Saved data entries
··········
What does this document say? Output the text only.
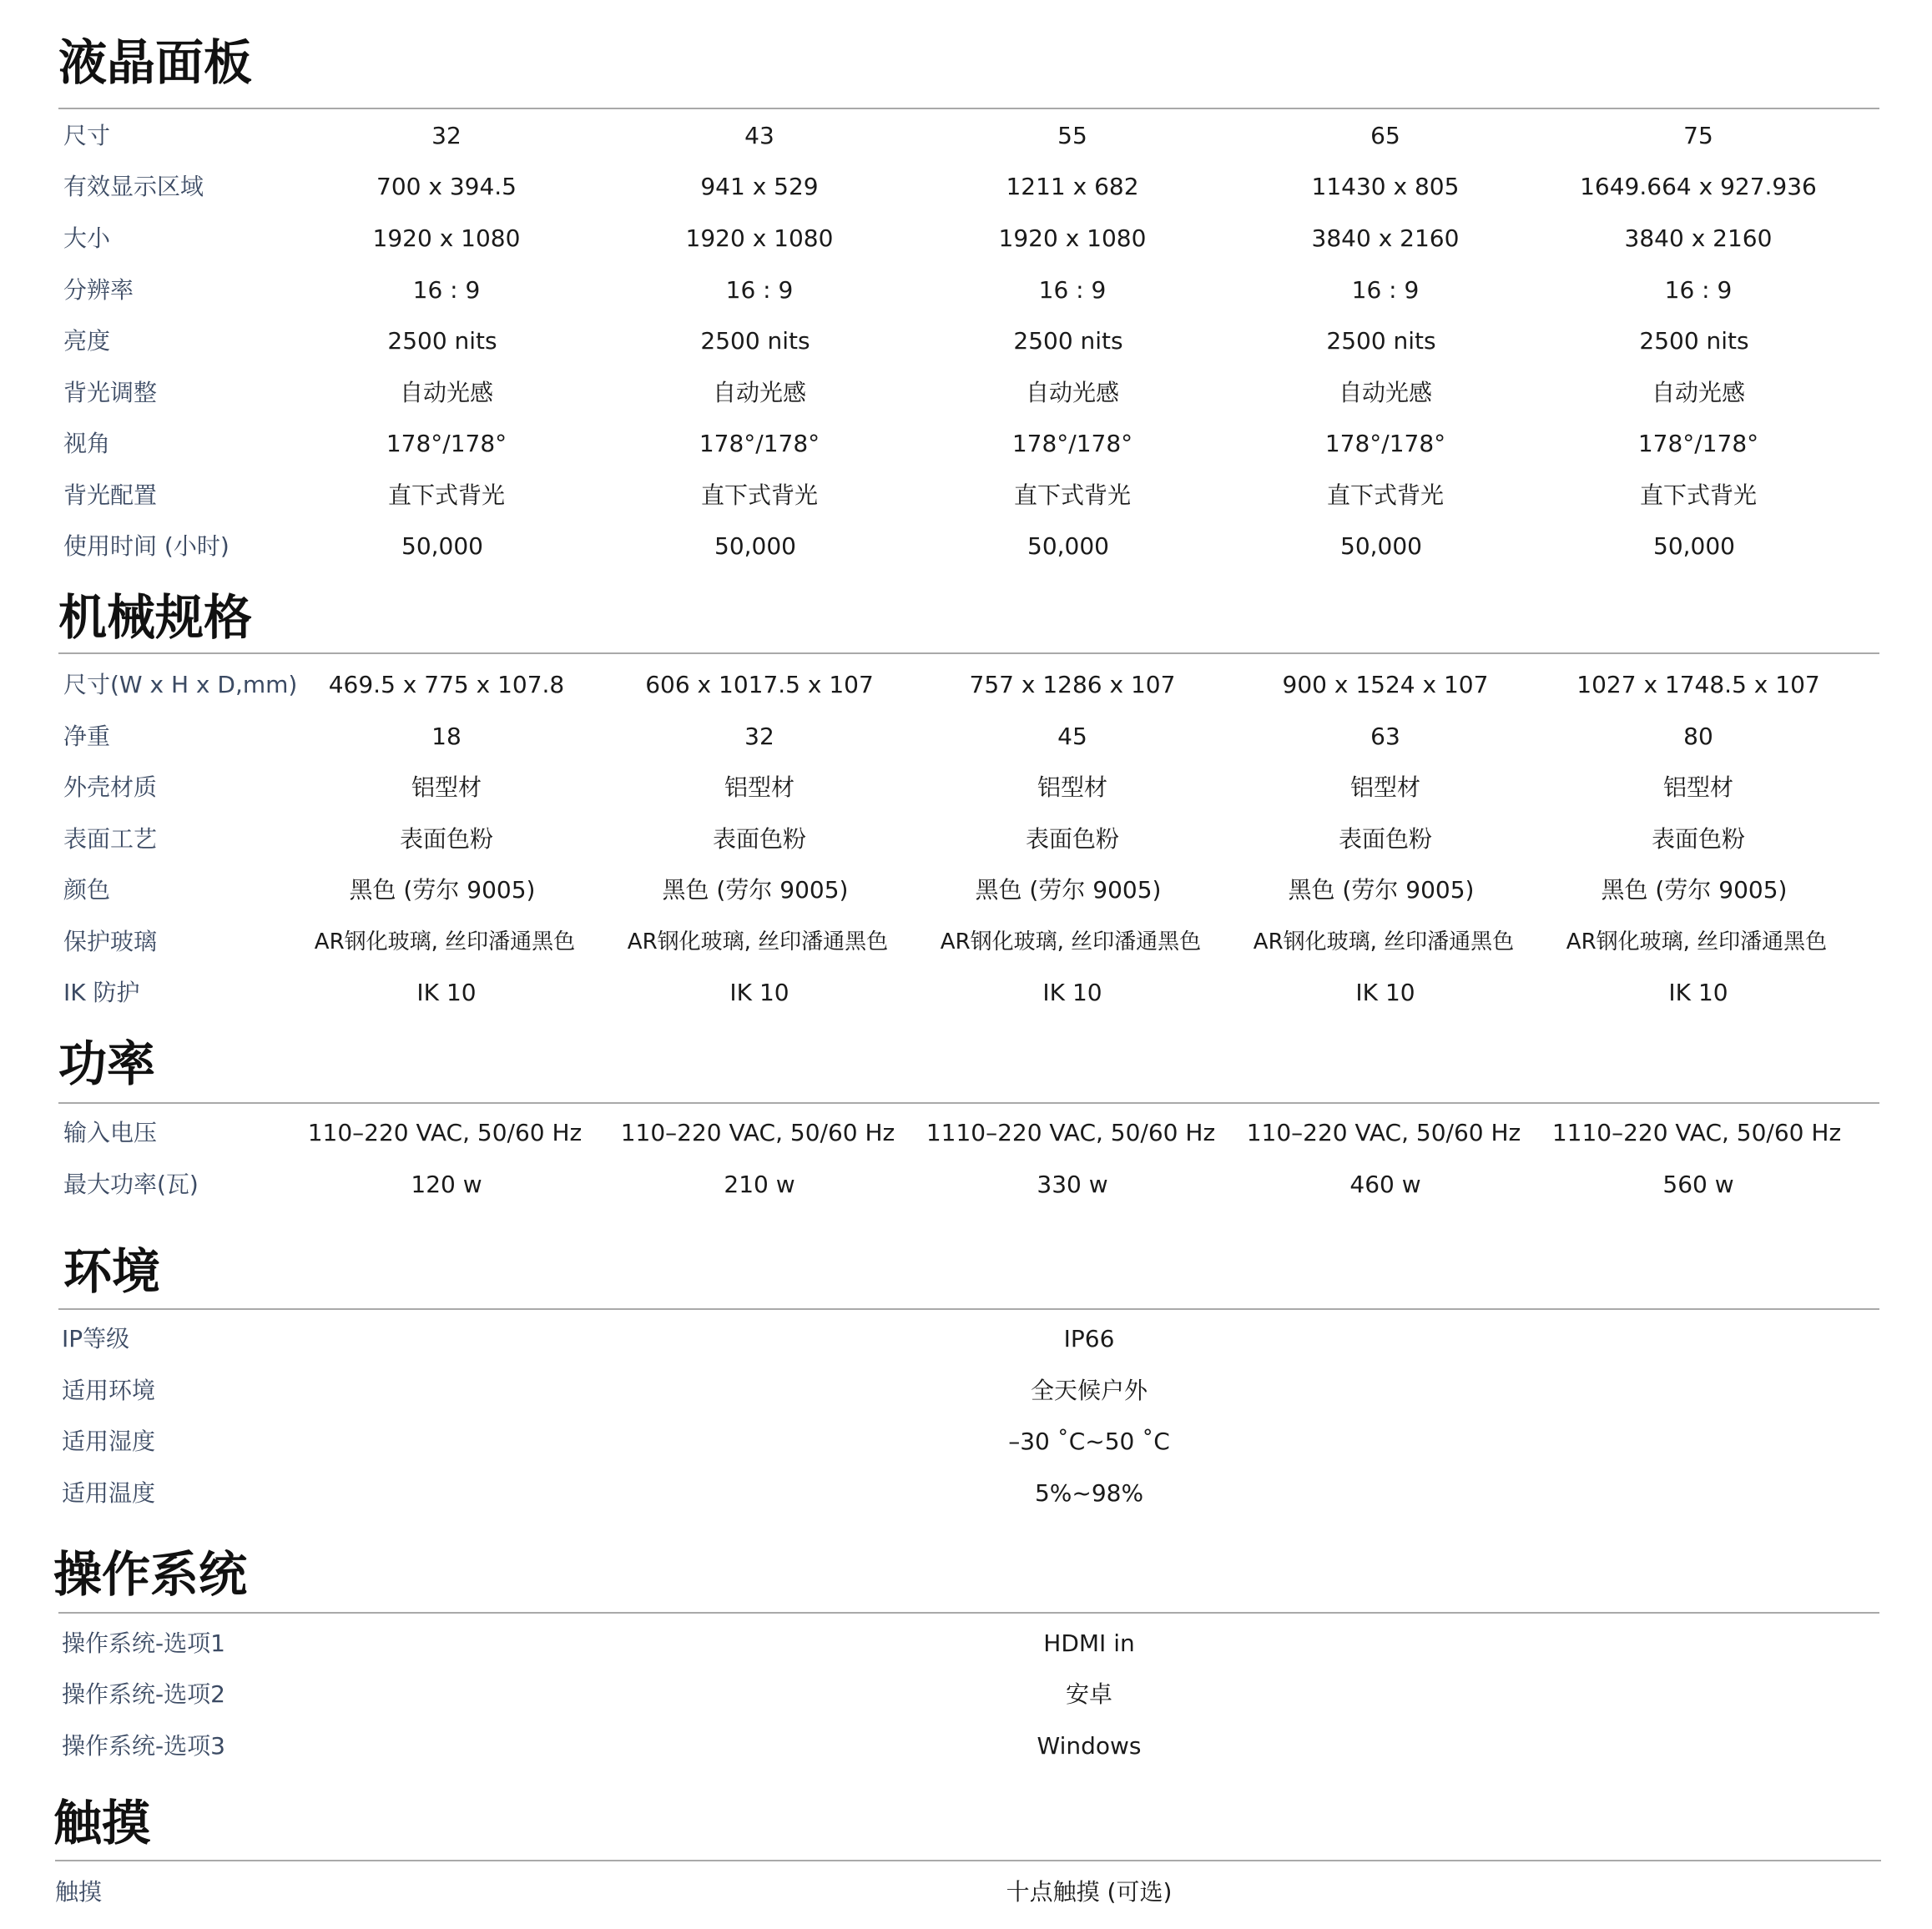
液晶面板
尺寸	32	43	55	65	75
有效显示区域	700 x 394.5	941 x 529	1211 x 682	11430 x 805	1649.664 x 927.936
大小	1920 x 1080	1920 x 1080	1920 x 1080	3840 x 2160	3840 x 2160
分辨率	16 : 9	16 : 9	16 : 9	16 : 9	16 : 9
亮度	2500 nits	2500 nits	2500 nits	2500 nits	2500 nits
背光调整	自动光感	自动光感	自动光感	自动光感	自动光感
视角	178°/178°	178°/178°	178°/178°	178°/178°	178°/178°
背光配置	直下式背光	直下式背光	直下式背光	直下式背光	直下式背光
使用时间 (小时)	50,000	50,000	50,000	50,000	50,000
机械规格
尺寸(W x H x D,mm)	469.5 x 775 x 107.8	606 x 1017.5 x 107	757 x 1286 x 107	900 x 1524 x 107	1027 x 1748.5 x 107
净重	18	32	45	63	80
外壳材质	铝型材	铝型材	铝型材	铝型材	铝型材
表面工艺	表面色粉	表面色粉	表面色粉	表面色粉	表面色粉
颜色	黑色 (劳尔 9005)	黑色 (劳尔 9005)	黑色 (劳尔 9005)	黑色 (劳尔 9005)	黑色 (劳尔 9005)
保护玻璃	AR钢化玻璃, 丝印潘通黑色	AR钢化玻璃, 丝印潘通黑色	AR钢化玻璃, 丝印潘通黑色	AR钢化玻璃, 丝印潘通黑色	AR钢化玻璃, 丝印潘通黑色
IK 防护	IK 10	IK 10	IK 10	IK 10	IK 10
功率
输入电压	110–220 VAC, 50/60 Hz	110–220 VAC, 50/60 Hz	1110–220 VAC, 50/60 Hz	110–220 VAC, 50/60 Hz	1110–220 VAC, 50/60 Hz
最大功率(瓦)	120 w	210 w	330 w	460 w	560 w
环境
IP等级	IP66
适用环境	全天候户外
适用湿度	–30 ˚C~50 ˚C
适用温度	5%~98%
操作系统
操作系统-选项1	HDMI in
操作系统-选项2	安卓
操作系统-选项3	Windows
触摸
触摸	十点触摸 (可选)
··········
> To do
In the records above, find the lines containing "操作系统" and copy them.

> Final answer
操作系统
操作系统-选项1	HDMI in
操作系统-选项2	安卓
操作系统-选项3	Windows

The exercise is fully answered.